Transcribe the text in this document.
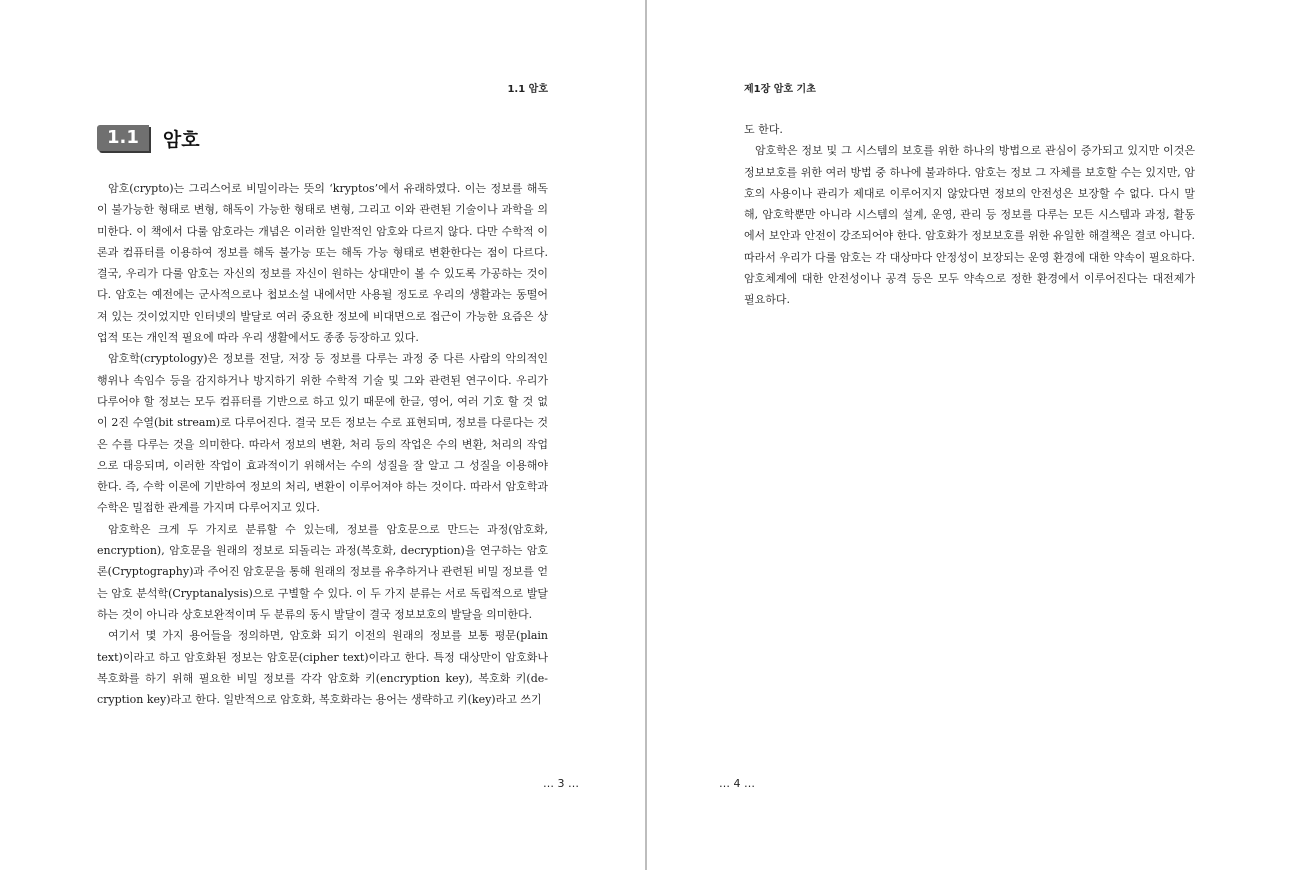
1.1 암호
1.1	암호

암호(crypto)는 그리스어로 비밀이라는 뜻의 ‘kryptos’에서 유래하였다. 이는 정보를 해독이 불가능한 형태로 변형, 해독이 가능한 형태로 변형, 그리고 이와 관련된 기술이나 과학을 의미한다. 이 책에서 다룰 암호라는 개념은 이러한 일반적인 암호와 다르지 않다. 다만 수학적 이론과 컴퓨터를 이용하여 정보를 해독 불가능 또는 해독 가능 형태로 변환한다는 점이 다르다. 결국, 우리가 다룰 암호는 자신의 정보를 자신이 원하는 상대만이 볼 수 있도록 가공하는 것이다. 암호는 예전에는 군사적으로나 첩보소설 내에서만 사용될 정도로 우리의 생활과는 동떨어져 있는 것이었지만 인터넷의 발달로 여러 중요한 정보에 비대면으로 접근이 가능한 요즘은 상업적 또는 개인적 필요에 따라 우리 생활에서도 종종 등장하고 있다.

암호학(cryptology)은 정보를 전달, 저장 등 정보를 다루는 과정 중 다른 사람의 악의적인 행위나 속임수 등을 감지하거나 방지하기 위한 수학적 기술 및 그와 관련된 연구이다. 우리가 다루어야 할 정보는 모두 컴퓨터를 기반으로 하고 있기 때문에 한글, 영어, 여러 기호 할 것 없이 2진 수열(bit stream)로 다루어진다. 결국 모든 정보는 수로 표현되며, 정보를 다룬다는 것은 수를 다루는 것을 의미한다. 따라서 정보의 변환, 처리 등의 작업은 수의 변환, 처리의 작업으로 대응되며, 이러한 작업이 효과적이기 위해서는 수의 성질을 잘 알고 그 성질을 이용해야 한다. 즉, 수학 이론에 기반하여 정보의 처리, 변환이 이루어져야 하는 것이다. 따라서 암호학과 수학은 밀접한 관계를 가지며 다루어지고 있다.

암호학은 크게 두 가지로 분류할 수 있는데, 정보를 암호문으로 만드는 과정(암호화, encryption), 암호문을 원래의 정보로 되돌리는 과정(복호화, decryption)을 연구하는 암호론(Cryptography)과 주어진 암호문을 통해 원래의 정보를 유추하거나 관련된 비밀 정보를 얻는 암호 분석학(Cryptanalysis)으로 구별할 수 있다. 이 두 가지 분류는 서로 독립적으로 발달하는 것이 아니라 상호보완적이며 두 분류의 동시 발달이 결국 정보보호의 발달을 의미한다.

여기서 몇 가지 용어들을 정의하면, 암호화 되기 이전의 원래의 정보를 보통 평문(plain text)이라고 하고 암호화된 정보는 암호문(cipher text)이라고 한다. 특정 대상만이 암호화나 복호화를 하기 위해 필요한 비밀 정보를 각각 암호화 키(encryption key), 복호화 키(de-cryption key)라고 한다. 일반적으로 암호화, 복호화라는 용어는 생략하고 키(key)라고 쓰기

… 3 …
제1장 암호 기초

도 한다.

암호학은 정보 및 그 시스템의 보호를 위한 하나의 방법으로 관심이 증가되고 있지만 이것은 정보보호를 위한 여러 방법 중 하나에 불과하다. 암호는 정보 그 자체를 보호할 수는 있지만, 암호의 사용이나 관리가 제대로 이루어지지 않았다면 정보의 안전성은 보장할 수 없다. 다시 말해, 암호학뿐만 아니라 시스템의 설계, 운영, 관리 등 정보를 다루는 모든 시스템과 과정, 활동에서 보안과 안전이 강조되어야 한다. 암호화가 정보보호를 위한 유일한 해결책은 결코 아니다. 따라서 우리가 다룰 암호는 각 대상마다 안정성이 보장되는 운영 환경에 대한 약속이 필요하다. 암호체계에 대한 안전성이나 공격 등은 모두 약속으로 정한 환경에서 이루어진다는 대전제가 필요하다.

… 4 …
++++++++++
== The request ==
Any pictures should be dropped; transcribe the rest of the records above exactly.

== Exercise response ==
Transcribe the text in this document.
1.1 암호
1.1	암호

암호(crypto)는 그리스어로 비밀이라는 뜻의 ‘kryptos’에서 유래하였다. 이는 정보를 해독이 불가능한 형태로 변형, 해독이 가능한 형태로 변형, 그리고 이와 관련된 기술이나 과학을 의미한다. 이 책에서 다룰 암호라는 개념은 이러한 일반적인 암호와 다르지 않다. 다만 수학적 이론과 컴퓨터를 이용하여 정보를 해독 불가능 또는 해독 가능 형태로 변환한다는 점이 다르다. 결국, 우리가 다룰 암호는 자신의 정보를 자신이 원하는 상대만이 볼 수 있도록 가공하는 것이다. 암호는 예전에는 군사적으로나 첩보소설 내에서만 사용될 정도로 우리의 생활과는 동떨어져 있는 것이었지만 인터넷의 발달로 여러 중요한 정보에 비대면으로 접근이 가능한 요즘은 상업적 또는 개인적 필요에 따라 우리 생활에서도 종종 등장하고 있다.

암호학(cryptology)은 정보를 전달, 저장 등 정보를 다루는 과정 중 다른 사람의 악의적인 행위나 속임수 등을 감지하거나 방지하기 위한 수학적 기술 및 그와 관련된 연구이다. 우리가 다루어야 할 정보는 모두 컴퓨터를 기반으로 하고 있기 때문에 한글, 영어, 여러 기호 할 것 없이 2진 수열(bit stream)로 다루어진다. 결국 모든 정보는 수로 표현되며, 정보를 다룬다는 것은 수를 다루는 것을 의미한다. 따라서 정보의 변환, 처리 등의 작업은 수의 변환, 처리의 작업으로 대응되며, 이러한 작업이 효과적이기 위해서는 수의 성질을 잘 알고 그 성질을 이용해야 한다. 즉, 수학 이론에 기반하여 정보의 처리, 변환이 이루어져야 하는 것이다. 따라서 암호학과 수학은 밀접한 관계를 가지며 다루어지고 있다.

암호학은 크게 두 가지로 분류할 수 있는데, 정보를 암호문으로 만드는 과정(암호화, encryption), 암호문을 원래의 정보로 되돌리는 과정(복호화, decryption)을 연구하는 암호론(Cryptography)과 주어진 암호문을 통해 원래의 정보를 유추하거나 관련된 비밀 정보를 얻는 암호 분석학(Cryptanalysis)으로 구별할 수 있다. 이 두 가지 분류는 서로 독립적으로 발달하는 것이 아니라 상호보완적이며 두 분류의 동시 발달이 결국 정보보호의 발달을 의미한다.

여기서 몇 가지 용어들을 정의하면, 암호화 되기 이전의 원래의 정보를 보통 평문(plain text)이라고 하고 암호화된 정보는 암호문(cipher text)이라고 한다. 특정 대상만이 암호화나 복호화를 하기 위해 필요한 비밀 정보를 각각 암호화 키(encryption key), 복호화 키(de-cryption key)라고 한다. 일반적으로 암호화, 복호화라는 용어는 생략하고 키(key)라고 쓰기

… 3 …
제1장 암호 기초

도 한다.

암호학은 정보 및 그 시스템의 보호를 위한 하나의 방법으로 관심이 증가되고 있지만 이것은 정보보호를 위한 여러 방법 중 하나에 불과하다. 암호는 정보 그 자체를 보호할 수는 있지만, 암호의 사용이나 관리가 제대로 이루어지지 않았다면 정보의 안전성은 보장할 수 없다. 다시 말해, 암호학뿐만 아니라 시스템의 설계, 운영, 관리 등 정보를 다루는 모든 시스템과 과정, 활동에서 보안과 안전이 강조되어야 한다. 암호화가 정보보호를 위한 유일한 해결책은 결코 아니다. 따라서 우리가 다룰 암호는 각 대상마다 안정성이 보장되는 운영 환경에 대한 약속이 필요하다. 암호체계에 대한 안전성이나 공격 등은 모두 약속으로 정한 환경에서 이루어진다는 대전제가 필요하다.

… 4 …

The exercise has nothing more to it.